— START —

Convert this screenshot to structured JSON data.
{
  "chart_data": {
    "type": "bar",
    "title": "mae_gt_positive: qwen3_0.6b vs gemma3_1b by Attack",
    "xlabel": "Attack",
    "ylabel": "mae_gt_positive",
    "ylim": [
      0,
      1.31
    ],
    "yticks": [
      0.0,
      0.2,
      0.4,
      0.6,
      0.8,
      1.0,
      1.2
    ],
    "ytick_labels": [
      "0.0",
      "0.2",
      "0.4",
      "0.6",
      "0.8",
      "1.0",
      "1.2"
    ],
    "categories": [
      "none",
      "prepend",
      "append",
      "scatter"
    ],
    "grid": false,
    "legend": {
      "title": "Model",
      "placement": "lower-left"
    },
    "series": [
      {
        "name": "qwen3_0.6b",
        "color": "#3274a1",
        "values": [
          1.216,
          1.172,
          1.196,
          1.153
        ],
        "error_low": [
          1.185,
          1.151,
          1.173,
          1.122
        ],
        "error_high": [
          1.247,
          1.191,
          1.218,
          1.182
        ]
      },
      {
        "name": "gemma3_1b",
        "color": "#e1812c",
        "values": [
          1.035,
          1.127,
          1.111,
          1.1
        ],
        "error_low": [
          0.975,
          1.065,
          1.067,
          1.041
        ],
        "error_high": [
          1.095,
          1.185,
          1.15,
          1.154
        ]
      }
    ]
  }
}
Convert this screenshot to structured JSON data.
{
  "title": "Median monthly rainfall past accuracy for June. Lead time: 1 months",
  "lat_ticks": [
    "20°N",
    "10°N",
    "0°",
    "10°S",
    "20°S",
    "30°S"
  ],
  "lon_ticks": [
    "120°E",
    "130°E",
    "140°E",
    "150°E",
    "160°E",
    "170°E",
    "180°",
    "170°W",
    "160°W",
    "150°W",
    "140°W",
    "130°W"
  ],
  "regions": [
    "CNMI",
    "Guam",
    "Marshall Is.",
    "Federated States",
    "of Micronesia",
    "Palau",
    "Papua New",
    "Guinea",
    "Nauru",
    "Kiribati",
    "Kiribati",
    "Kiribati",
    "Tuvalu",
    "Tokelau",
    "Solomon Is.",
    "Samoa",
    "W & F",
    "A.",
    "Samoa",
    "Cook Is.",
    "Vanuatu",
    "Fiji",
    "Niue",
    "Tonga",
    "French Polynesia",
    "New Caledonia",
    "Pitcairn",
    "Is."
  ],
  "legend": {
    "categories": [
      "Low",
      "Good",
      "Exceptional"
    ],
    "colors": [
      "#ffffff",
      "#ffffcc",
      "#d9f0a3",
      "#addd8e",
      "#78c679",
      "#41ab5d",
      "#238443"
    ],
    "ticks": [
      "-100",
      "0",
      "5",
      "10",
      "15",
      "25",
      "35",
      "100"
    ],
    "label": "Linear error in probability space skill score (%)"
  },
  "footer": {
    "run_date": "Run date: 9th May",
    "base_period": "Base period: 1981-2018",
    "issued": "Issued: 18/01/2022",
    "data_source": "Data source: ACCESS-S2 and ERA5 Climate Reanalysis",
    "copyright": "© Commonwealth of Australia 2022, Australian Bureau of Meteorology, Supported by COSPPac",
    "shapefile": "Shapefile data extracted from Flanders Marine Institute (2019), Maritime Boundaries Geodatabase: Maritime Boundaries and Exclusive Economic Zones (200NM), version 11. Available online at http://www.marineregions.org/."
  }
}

— END —

▶ [EXERCISE INSTRUCTIONS]: All of the records must be retyped exactly as they are.

▶ [FINISHED EXERCISE]:
Convert this screenshot to structured JSON data.
{
  "chart_data": {
    "type": "bar",
    "title": "mae_gt_positive: qwen3_0.6b vs gemma3_1b by Attack",
    "xlabel": "Attack",
    "ylabel": "mae_gt_positive",
    "ylim": [
      0,
      1.31
    ],
    "yticks": [
      0.0,
      0.2,
      0.4,
      0.6,
      0.8,
      1.0,
      1.2
    ],
    "ytick_labels": [
      "0.0",
      "0.2",
      "0.4",
      "0.6",
      "0.8",
      "1.0",
      "1.2"
    ],
    "categories": [
      "none",
      "prepend",
      "append",
      "scatter"
    ],
    "grid": false,
    "legend": {
      "title": "Model",
      "placement": "lower-left"
    },
    "series": [
      {
        "name": "qwen3_0.6b",
        "color": "#3274a1",
        "values": [
          1.216,
          1.172,
          1.196,
          1.153
        ],
        "error_low": [
          1.185,
          1.151,
          1.173,
          1.122
        ],
        "error_high": [
          1.247,
          1.191,
          1.218,
          1.182
        ]
      },
      {
        "name": "gemma3_1b",
        "color": "#e1812c",
        "values": [
          1.035,
          1.127,
          1.111,
          1.1
        ],
        "error_low": [
          0.975,
          1.065,
          1.067,
          1.041
        ],
        "error_high": [
          1.095,
          1.185,
          1.15,
          1.154
        ]
      }
    ]
  }
}
Convert this screenshot to structured JSON data.
{
  "title": "Median monthly rainfall past accuracy for June. Lead time: 1 months",
  "lat_ticks": [
    "20°N",
    "10°N",
    "0°",
    "10°S",
    "20°S",
    "30°S"
  ],
  "lon_ticks": [
    "120°E",
    "130°E",
    "140°E",
    "150°E",
    "160°E",
    "170°E",
    "180°",
    "170°W",
    "160°W",
    "150°W",
    "140°W",
    "130°W"
  ],
  "regions": [
    "CNMI",
    "Guam",
    "Marshall Is.",
    "Federated States",
    "of Micronesia",
    "Palau",
    "Papua New",
    "Guinea",
    "Nauru",
    "Kiribati",
    "Kiribati",
    "Kiribati",
    "Tuvalu",
    "Tokelau",
    "Solomon Is.",
    "Samoa",
    "W & F",
    "A.",
    "Samoa",
    "Cook Is.",
    "Vanuatu",
    "Fiji",
    "Niue",
    "Tonga",
    "French Polynesia",
    "New Caledonia",
    "Pitcairn",
    "Is."
  ],
  "legend": {
    "categories": [
      "Low",
      "Good",
      "Exceptional"
    ],
    "colors": [
      "#ffffff",
      "#ffffcc",
      "#d9f0a3",
      "#addd8e",
      "#78c679",
      "#41ab5d",
      "#238443"
    ],
    "ticks": [
      "-100",
      "0",
      "5",
      "10",
      "15",
      "25",
      "35",
      "100"
    ],
    "label": "Linear error in probability space skill score (%)"
  },
  "footer": {
    "run_date": "Run date: 9th May",
    "base_period": "Base period: 1981-2018",
    "issued": "Issued: 18/01/2022",
    "data_source": "Data source: ACCESS-S2 and ERA5 Climate Reanalysis",
    "copyright": "© Commonwealth of Australia 2022, Australian Bureau of Meteorology, Supported by COSPPac",
    "shapefile": "Shapefile data extracted from Flanders Marine Institute (2019), Maritime Boundaries Geodatabase: Maritime Boundaries and Exclusive Economic Zones (200NM), version 11. Available online at http://www.marineregions.org/."
  }
}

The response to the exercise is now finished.